> [Goal]
Without the pictures, return each record as it appears.

####

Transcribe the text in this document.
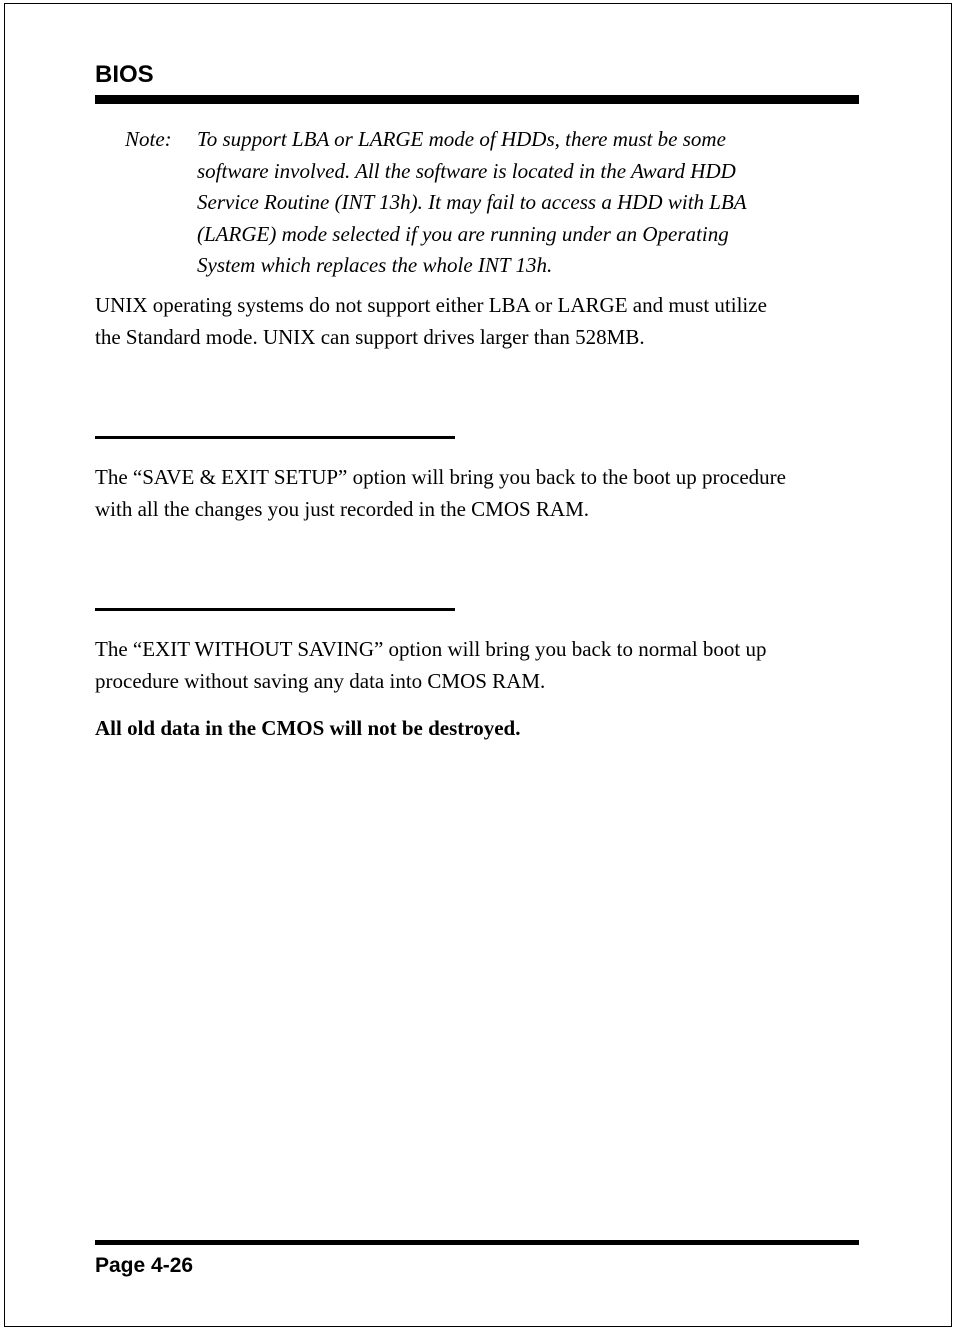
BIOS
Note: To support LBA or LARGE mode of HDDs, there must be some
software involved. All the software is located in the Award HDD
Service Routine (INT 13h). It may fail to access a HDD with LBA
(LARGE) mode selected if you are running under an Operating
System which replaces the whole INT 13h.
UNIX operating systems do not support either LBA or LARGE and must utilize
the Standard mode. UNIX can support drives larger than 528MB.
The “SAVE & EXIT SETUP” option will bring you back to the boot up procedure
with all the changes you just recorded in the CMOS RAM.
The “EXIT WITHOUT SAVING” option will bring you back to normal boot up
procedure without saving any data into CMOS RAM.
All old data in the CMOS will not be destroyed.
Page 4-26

####

> [The solution]
Transcribe the text in this document.
BIOS
Note: To support LBA or LARGE mode of HDDs, there must be some
software involved. All the software is located in the Award HDD
Service Routine (INT 13h). It may fail to access a HDD with LBA
(LARGE) mode selected if you are running under an Operating
System which replaces the whole INT 13h.
UNIX operating systems do not support either LBA or LARGE and must utilize
the Standard mode. UNIX can support drives larger than 528MB.
The “SAVE & EXIT SETUP” option will bring you back to the boot up procedure
with all the changes you just recorded in the CMOS RAM.
The “EXIT WITHOUT SAVING” option will bring you back to normal boot up
procedure without saving any data into CMOS RAM.
All old data in the CMOS will not be destroyed.
Page 4-26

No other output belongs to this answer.